SET TASK
Determine how many lines of the material hold the string "الخيل" and reply with only that number.

------------------------------------------------------------

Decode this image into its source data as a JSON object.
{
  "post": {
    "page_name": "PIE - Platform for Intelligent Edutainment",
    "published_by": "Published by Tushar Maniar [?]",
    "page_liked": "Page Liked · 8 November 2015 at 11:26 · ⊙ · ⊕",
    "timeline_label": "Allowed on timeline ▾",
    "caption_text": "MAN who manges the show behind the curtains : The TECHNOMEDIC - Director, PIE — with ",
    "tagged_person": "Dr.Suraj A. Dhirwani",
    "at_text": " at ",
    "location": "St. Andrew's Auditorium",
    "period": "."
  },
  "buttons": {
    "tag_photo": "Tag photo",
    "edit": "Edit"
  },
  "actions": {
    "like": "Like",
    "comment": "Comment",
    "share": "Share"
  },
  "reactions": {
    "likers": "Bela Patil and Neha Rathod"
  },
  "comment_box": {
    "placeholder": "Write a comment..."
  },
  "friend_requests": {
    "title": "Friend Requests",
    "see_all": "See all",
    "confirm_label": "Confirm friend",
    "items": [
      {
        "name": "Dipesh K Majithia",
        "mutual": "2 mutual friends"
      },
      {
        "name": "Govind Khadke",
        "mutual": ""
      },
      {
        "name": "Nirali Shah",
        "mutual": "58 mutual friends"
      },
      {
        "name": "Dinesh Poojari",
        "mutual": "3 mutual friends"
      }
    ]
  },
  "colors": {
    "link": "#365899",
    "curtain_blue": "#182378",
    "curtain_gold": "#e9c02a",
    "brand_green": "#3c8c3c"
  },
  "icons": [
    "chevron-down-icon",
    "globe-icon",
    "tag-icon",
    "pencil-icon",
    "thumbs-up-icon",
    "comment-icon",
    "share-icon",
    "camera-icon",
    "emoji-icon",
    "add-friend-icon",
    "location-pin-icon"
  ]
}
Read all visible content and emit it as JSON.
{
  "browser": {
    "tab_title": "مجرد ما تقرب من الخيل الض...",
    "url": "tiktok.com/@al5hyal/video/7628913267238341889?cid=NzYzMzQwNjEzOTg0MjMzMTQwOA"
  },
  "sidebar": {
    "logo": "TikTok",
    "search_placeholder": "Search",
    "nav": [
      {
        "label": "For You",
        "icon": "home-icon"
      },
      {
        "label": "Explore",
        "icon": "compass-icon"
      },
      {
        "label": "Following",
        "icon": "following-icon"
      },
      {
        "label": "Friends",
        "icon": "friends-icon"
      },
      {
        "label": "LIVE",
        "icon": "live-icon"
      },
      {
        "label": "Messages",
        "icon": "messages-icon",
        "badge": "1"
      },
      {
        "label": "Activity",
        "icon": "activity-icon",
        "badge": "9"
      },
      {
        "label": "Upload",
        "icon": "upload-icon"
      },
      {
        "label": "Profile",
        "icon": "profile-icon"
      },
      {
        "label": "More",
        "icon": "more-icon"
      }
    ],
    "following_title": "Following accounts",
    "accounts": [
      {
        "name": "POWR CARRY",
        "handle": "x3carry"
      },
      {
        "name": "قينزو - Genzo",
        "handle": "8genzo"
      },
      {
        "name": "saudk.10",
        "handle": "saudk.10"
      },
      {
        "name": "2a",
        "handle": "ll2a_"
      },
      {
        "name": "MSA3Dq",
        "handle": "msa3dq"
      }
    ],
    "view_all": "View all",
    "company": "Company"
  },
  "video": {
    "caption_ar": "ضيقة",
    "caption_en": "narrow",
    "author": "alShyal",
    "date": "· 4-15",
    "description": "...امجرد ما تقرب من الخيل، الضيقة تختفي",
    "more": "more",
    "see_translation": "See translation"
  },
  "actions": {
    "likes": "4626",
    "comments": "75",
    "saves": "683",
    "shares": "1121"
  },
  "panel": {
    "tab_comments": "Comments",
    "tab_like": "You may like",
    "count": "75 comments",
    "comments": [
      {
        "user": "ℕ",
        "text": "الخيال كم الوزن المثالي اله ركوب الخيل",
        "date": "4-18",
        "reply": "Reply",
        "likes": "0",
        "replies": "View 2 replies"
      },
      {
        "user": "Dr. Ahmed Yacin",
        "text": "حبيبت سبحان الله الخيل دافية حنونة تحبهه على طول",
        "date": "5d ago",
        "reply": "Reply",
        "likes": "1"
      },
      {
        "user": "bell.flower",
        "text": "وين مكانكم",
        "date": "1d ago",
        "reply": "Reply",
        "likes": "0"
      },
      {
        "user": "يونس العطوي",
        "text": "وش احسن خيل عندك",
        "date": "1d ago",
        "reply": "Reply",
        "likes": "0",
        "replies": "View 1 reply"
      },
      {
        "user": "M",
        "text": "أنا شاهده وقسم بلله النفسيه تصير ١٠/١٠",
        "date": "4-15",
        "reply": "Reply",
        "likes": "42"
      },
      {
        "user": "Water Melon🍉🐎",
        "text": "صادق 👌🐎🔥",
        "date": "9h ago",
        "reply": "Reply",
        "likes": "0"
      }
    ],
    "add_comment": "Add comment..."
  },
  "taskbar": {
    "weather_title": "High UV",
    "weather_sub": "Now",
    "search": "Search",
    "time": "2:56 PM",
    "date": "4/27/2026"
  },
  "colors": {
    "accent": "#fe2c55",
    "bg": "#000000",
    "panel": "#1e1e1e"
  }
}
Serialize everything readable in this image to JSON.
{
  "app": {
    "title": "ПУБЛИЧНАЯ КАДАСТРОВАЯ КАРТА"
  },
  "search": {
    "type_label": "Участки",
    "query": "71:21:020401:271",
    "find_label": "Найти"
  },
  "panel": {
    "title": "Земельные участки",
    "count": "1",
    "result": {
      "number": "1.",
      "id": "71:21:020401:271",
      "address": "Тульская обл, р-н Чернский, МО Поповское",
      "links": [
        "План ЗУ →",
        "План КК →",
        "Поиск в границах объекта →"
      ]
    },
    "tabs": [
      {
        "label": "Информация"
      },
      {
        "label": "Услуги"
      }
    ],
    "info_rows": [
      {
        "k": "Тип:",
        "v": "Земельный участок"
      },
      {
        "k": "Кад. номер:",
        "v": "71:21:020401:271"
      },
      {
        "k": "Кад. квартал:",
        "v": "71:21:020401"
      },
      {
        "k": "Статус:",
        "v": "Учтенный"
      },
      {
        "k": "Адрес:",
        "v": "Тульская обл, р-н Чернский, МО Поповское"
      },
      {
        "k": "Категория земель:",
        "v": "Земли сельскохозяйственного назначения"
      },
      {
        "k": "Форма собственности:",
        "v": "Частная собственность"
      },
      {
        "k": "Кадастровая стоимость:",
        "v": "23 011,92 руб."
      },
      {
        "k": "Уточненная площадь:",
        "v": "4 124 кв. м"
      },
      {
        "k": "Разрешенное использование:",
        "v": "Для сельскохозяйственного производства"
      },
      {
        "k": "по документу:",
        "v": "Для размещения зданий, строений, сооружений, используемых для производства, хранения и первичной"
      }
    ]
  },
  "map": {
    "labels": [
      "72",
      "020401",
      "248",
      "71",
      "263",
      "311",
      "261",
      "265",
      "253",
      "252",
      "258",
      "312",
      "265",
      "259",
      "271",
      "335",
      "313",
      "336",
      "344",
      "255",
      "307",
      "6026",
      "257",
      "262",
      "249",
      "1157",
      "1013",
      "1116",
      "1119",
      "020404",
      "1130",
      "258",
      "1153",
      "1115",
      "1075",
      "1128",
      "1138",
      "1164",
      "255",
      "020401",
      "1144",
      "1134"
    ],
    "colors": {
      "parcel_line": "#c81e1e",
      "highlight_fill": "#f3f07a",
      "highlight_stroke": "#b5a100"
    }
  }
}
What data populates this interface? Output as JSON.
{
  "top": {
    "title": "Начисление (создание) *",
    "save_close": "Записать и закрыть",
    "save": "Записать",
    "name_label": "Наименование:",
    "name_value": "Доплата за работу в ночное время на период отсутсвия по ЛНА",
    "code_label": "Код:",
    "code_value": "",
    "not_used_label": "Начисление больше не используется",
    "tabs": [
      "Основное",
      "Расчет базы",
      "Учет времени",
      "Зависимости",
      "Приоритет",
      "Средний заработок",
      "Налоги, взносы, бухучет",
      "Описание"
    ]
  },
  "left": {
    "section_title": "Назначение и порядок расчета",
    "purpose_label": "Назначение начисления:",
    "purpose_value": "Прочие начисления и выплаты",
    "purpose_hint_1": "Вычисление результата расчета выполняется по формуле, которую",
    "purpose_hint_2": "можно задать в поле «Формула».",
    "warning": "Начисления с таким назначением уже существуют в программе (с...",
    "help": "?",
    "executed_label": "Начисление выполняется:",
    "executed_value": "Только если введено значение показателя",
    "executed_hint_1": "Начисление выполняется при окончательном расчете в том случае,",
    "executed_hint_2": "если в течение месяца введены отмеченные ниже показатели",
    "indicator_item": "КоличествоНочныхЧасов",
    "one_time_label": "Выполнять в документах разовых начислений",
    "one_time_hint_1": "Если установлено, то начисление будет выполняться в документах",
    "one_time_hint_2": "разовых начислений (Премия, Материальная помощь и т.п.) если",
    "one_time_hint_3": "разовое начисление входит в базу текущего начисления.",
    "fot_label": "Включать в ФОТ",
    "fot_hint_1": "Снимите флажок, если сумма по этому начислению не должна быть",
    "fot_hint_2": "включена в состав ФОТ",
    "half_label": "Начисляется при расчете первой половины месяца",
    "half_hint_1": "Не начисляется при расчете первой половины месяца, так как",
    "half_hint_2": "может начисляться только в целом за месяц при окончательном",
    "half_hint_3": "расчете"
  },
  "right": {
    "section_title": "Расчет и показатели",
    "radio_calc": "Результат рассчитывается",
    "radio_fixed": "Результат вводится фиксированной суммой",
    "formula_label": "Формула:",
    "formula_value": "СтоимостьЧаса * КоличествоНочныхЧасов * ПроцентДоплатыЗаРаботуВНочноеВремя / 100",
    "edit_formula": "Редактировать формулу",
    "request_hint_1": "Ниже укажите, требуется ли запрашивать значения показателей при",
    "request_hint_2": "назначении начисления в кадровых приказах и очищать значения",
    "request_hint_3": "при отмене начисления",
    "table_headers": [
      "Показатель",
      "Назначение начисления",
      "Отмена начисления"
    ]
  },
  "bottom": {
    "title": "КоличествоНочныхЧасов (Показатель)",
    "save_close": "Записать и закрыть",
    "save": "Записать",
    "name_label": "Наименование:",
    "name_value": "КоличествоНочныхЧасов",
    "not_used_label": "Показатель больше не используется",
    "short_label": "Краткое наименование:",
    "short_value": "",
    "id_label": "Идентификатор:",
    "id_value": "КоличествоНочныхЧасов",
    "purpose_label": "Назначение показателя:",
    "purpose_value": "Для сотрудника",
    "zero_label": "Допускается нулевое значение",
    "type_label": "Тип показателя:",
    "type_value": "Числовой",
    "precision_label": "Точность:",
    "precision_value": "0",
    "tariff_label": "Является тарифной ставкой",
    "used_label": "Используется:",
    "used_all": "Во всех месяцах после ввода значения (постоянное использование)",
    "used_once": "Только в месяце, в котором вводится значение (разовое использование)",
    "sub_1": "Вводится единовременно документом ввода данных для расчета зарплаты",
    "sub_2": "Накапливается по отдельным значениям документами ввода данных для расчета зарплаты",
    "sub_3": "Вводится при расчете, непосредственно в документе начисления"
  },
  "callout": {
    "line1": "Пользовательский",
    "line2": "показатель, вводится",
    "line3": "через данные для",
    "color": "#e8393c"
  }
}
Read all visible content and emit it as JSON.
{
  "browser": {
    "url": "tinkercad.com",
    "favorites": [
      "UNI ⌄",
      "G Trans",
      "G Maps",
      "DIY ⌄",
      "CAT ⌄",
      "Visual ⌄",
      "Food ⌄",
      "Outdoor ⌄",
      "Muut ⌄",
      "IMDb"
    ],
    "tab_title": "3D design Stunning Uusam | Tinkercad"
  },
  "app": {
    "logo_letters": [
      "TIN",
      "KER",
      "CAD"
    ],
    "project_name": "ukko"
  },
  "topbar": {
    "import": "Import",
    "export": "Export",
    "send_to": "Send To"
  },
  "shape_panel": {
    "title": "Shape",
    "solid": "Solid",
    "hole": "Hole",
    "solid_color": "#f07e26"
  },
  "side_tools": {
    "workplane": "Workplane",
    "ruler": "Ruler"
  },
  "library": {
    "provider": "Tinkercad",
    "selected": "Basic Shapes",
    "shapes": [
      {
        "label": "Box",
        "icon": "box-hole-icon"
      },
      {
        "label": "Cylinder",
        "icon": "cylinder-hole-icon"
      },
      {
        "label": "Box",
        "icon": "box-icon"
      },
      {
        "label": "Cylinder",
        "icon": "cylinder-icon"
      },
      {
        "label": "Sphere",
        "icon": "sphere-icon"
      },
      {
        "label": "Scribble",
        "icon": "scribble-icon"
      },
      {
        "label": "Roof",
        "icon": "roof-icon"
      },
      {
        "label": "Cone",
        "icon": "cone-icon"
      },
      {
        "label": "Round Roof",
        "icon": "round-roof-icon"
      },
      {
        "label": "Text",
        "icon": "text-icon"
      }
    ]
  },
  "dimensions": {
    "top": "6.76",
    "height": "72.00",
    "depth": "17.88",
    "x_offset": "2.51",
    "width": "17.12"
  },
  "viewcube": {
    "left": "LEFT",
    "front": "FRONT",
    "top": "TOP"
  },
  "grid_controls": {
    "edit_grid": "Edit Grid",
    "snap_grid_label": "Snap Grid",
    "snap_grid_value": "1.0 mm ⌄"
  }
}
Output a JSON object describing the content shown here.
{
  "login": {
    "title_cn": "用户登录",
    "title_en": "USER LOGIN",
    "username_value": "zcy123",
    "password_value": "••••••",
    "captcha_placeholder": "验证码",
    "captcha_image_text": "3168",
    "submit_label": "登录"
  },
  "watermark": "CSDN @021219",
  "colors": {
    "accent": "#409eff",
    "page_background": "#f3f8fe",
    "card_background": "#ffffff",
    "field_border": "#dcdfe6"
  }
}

------------------------------------------------------------

EXERCISE ANSWER
4